**WHAT IS EXPECTED:**
Repeat, exactly and completely, the entries shown underneath.

**DATA TO PROCESS:**
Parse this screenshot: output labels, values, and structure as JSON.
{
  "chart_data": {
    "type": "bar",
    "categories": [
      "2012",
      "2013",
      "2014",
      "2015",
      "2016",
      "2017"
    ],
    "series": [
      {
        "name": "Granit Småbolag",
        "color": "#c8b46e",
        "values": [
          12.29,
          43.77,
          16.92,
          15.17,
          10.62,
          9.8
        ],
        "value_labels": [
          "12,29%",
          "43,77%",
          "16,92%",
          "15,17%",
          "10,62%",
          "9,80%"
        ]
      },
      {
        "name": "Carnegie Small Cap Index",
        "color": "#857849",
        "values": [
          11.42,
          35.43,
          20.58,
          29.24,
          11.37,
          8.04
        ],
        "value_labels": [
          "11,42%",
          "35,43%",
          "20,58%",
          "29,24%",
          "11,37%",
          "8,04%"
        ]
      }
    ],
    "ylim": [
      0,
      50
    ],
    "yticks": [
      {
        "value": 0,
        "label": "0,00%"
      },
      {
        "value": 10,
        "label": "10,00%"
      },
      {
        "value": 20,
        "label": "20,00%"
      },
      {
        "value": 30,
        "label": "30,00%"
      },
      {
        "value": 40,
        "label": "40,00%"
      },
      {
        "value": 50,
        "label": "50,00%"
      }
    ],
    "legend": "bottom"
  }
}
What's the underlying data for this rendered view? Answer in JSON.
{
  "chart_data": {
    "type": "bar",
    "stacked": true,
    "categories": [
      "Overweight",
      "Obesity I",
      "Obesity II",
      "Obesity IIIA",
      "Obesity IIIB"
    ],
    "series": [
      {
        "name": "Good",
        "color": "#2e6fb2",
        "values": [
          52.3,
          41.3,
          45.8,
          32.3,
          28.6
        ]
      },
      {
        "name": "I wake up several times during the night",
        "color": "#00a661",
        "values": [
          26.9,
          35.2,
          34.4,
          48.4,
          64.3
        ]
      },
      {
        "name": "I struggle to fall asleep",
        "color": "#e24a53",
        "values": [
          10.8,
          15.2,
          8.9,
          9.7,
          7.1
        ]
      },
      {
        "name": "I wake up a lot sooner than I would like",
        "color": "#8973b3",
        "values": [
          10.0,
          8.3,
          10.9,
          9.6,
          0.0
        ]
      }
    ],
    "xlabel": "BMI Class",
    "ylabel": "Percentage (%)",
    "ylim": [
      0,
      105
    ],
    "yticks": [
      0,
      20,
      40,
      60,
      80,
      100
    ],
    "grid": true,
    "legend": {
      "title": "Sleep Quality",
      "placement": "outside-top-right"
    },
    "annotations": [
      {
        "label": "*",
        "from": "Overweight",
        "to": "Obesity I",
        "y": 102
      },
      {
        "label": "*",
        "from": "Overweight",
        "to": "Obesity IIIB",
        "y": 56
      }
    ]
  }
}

**OUTPUT OF THE TASK:**
Parse this screenshot: output labels, values, and structure as JSON.
{
  "chart_data": {
    "type": "bar",
    "categories": [
      "2012",
      "2013",
      "2014",
      "2015",
      "2016",
      "2017"
    ],
    "series": [
      {
        "name": "Granit Småbolag",
        "color": "#c8b46e",
        "values": [
          12.29,
          43.77,
          16.92,
          15.17,
          10.62,
          9.8
        ],
        "value_labels": [
          "12,29%",
          "43,77%",
          "16,92%",
          "15,17%",
          "10,62%",
          "9,80%"
        ]
      },
      {
        "name": "Carnegie Small Cap Index",
        "color": "#857849",
        "values": [
          11.42,
          35.43,
          20.58,
          29.24,
          11.37,
          8.04
        ],
        "value_labels": [
          "11,42%",
          "35,43%",
          "20,58%",
          "29,24%",
          "11,37%",
          "8,04%"
        ]
      }
    ],
    "ylim": [
      0,
      50
    ],
    "yticks": [
      {
        "value": 0,
        "label": "0,00%"
      },
      {
        "value": 10,
        "label": "10,00%"
      },
      {
        "value": 20,
        "label": "20,00%"
      },
      {
        "value": 30,
        "label": "30,00%"
      },
      {
        "value": 40,
        "label": "40,00%"
      },
      {
        "value": 50,
        "label": "50,00%"
      }
    ],
    "legend": "bottom"
  }
}
What's the underlying data for this rendered view? Answer in JSON.
{
  "chart_data": {
    "type": "bar",
    "stacked": true,
    "categories": [
      "Overweight",
      "Obesity I",
      "Obesity II",
      "Obesity IIIA",
      "Obesity IIIB"
    ],
    "series": [
      {
        "name": "Good",
        "color": "#2e6fb2",
        "values": [
          52.3,
          41.3,
          45.8,
          32.3,
          28.6
        ]
      },
      {
        "name": "I wake up several times during the night",
        "color": "#00a661",
        "values": [
          26.9,
          35.2,
          34.4,
          48.4,
          64.3
        ]
      },
      {
        "name": "I struggle to fall asleep",
        "color": "#e24a53",
        "values": [
          10.8,
          15.2,
          8.9,
          9.7,
          7.1
        ]
      },
      {
        "name": "I wake up a lot sooner than I would like",
        "color": "#8973b3",
        "values": [
          10.0,
          8.3,
          10.9,
          9.6,
          0.0
        ]
      }
    ],
    "xlabel": "BMI Class",
    "ylabel": "Percentage (%)",
    "ylim": [
      0,
      105
    ],
    "yticks": [
      0,
      20,
      40,
      60,
      80,
      100
    ],
    "grid": true,
    "legend": {
      "title": "Sleep Quality",
      "placement": "outside-top-right"
    },
    "annotations": [
      {
        "label": "*",
        "from": "Overweight",
        "to": "Obesity I",
        "y": 102
      },
      {
        "label": "*",
        "from": "Overweight",
        "to": "Obesity IIIB",
        "y": 56
      }
    ]
  }
}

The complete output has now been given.